[Objective] Examine each line of the data. Copy those that contain the string "document".

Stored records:
* begin *

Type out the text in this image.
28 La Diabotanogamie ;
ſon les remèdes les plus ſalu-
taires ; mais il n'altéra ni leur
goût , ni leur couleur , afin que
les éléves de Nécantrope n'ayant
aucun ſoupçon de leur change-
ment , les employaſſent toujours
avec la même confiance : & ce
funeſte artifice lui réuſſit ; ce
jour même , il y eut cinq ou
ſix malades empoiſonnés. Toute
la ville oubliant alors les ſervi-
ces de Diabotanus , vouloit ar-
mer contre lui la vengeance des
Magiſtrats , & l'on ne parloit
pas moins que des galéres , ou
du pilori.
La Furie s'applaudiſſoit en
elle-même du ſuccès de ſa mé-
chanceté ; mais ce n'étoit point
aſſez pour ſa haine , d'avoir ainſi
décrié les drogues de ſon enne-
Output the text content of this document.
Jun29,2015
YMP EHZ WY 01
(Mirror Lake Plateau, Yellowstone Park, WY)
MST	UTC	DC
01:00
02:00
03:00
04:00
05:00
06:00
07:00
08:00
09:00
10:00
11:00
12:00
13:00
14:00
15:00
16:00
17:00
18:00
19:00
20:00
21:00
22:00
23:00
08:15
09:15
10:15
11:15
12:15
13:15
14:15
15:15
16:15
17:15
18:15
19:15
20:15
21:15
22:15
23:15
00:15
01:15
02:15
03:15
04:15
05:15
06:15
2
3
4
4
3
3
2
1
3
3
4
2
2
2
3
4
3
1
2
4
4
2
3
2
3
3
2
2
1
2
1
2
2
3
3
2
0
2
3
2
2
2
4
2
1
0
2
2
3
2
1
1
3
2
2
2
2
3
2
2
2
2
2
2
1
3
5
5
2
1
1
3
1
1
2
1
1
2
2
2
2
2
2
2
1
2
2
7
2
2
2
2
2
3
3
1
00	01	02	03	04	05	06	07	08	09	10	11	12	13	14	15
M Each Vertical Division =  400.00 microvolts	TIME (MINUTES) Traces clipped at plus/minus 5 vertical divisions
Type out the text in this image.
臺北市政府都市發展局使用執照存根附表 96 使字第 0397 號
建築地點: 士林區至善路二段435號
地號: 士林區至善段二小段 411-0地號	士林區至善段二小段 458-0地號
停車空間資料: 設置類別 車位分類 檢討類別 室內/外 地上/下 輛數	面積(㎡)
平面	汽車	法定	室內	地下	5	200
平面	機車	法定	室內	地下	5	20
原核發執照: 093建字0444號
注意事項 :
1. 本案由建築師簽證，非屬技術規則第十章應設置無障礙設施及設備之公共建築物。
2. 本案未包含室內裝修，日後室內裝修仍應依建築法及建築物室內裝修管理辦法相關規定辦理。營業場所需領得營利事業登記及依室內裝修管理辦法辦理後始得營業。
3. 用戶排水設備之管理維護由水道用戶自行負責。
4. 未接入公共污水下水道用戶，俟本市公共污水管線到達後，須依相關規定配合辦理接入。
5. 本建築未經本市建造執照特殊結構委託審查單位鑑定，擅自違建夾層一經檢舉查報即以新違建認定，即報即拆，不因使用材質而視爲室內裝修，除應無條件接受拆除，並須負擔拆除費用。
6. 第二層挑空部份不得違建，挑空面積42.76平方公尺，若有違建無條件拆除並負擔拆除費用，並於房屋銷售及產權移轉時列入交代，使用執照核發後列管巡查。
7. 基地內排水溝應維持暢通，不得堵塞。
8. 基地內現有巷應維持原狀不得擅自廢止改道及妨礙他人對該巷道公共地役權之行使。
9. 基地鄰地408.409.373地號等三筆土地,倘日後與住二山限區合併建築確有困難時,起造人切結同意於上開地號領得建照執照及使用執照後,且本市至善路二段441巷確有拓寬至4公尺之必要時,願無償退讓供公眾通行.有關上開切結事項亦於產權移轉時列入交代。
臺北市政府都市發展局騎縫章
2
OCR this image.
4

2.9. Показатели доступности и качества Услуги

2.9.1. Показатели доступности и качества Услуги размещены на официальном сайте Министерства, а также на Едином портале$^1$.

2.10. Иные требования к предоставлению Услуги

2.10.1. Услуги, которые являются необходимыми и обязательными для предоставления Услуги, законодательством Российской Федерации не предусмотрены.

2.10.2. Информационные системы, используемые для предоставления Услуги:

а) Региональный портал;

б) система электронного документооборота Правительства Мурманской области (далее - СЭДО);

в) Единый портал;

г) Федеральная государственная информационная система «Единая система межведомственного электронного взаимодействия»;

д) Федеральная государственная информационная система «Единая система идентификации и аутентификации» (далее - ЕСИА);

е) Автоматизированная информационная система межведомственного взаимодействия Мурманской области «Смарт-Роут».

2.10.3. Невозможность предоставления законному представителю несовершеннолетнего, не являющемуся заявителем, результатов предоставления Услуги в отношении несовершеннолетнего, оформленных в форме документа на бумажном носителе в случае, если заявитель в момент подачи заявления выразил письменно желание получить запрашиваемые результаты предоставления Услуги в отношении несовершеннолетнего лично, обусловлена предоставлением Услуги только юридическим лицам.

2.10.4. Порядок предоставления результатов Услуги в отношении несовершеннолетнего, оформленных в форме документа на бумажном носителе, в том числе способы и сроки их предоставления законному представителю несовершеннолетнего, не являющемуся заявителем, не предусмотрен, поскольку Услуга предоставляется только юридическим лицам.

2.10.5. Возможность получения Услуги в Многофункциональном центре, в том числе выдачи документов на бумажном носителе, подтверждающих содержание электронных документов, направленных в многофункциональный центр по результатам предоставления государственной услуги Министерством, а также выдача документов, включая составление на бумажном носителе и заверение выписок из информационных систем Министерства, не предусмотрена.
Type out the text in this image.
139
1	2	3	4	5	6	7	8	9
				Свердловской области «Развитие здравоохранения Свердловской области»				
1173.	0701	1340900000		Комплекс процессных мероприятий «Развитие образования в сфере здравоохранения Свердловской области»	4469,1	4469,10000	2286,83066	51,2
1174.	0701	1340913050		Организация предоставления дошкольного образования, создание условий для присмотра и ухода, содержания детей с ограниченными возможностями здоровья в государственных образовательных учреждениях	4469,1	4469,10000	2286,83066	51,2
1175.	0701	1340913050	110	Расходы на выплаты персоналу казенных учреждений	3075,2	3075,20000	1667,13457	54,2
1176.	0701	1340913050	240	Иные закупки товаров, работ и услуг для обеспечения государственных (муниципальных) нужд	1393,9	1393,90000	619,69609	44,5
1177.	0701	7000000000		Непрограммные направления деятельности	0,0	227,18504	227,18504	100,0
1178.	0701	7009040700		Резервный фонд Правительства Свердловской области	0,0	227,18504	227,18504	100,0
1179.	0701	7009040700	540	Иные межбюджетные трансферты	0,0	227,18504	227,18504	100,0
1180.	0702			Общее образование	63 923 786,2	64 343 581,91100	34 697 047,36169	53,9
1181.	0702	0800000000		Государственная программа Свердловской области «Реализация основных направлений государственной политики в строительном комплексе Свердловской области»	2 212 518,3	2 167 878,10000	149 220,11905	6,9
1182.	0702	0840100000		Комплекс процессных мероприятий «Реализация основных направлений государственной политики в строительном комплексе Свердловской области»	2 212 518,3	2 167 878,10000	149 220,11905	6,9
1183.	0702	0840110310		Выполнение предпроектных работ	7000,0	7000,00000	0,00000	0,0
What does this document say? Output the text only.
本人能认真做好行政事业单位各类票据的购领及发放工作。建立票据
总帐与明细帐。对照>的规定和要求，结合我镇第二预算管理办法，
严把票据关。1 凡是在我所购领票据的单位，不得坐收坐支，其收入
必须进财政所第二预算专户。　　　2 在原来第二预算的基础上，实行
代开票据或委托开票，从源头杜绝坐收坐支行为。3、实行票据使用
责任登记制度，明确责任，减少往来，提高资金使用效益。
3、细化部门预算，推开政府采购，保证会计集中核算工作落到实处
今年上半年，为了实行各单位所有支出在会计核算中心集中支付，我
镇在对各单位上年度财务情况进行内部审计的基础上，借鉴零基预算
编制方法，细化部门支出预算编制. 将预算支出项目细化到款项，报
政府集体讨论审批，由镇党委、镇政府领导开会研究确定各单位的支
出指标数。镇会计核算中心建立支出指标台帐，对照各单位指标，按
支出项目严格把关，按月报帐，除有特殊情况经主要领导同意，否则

* end *

[Solved exercise]
Output the text content of this document.
What does this document say? Output the text only.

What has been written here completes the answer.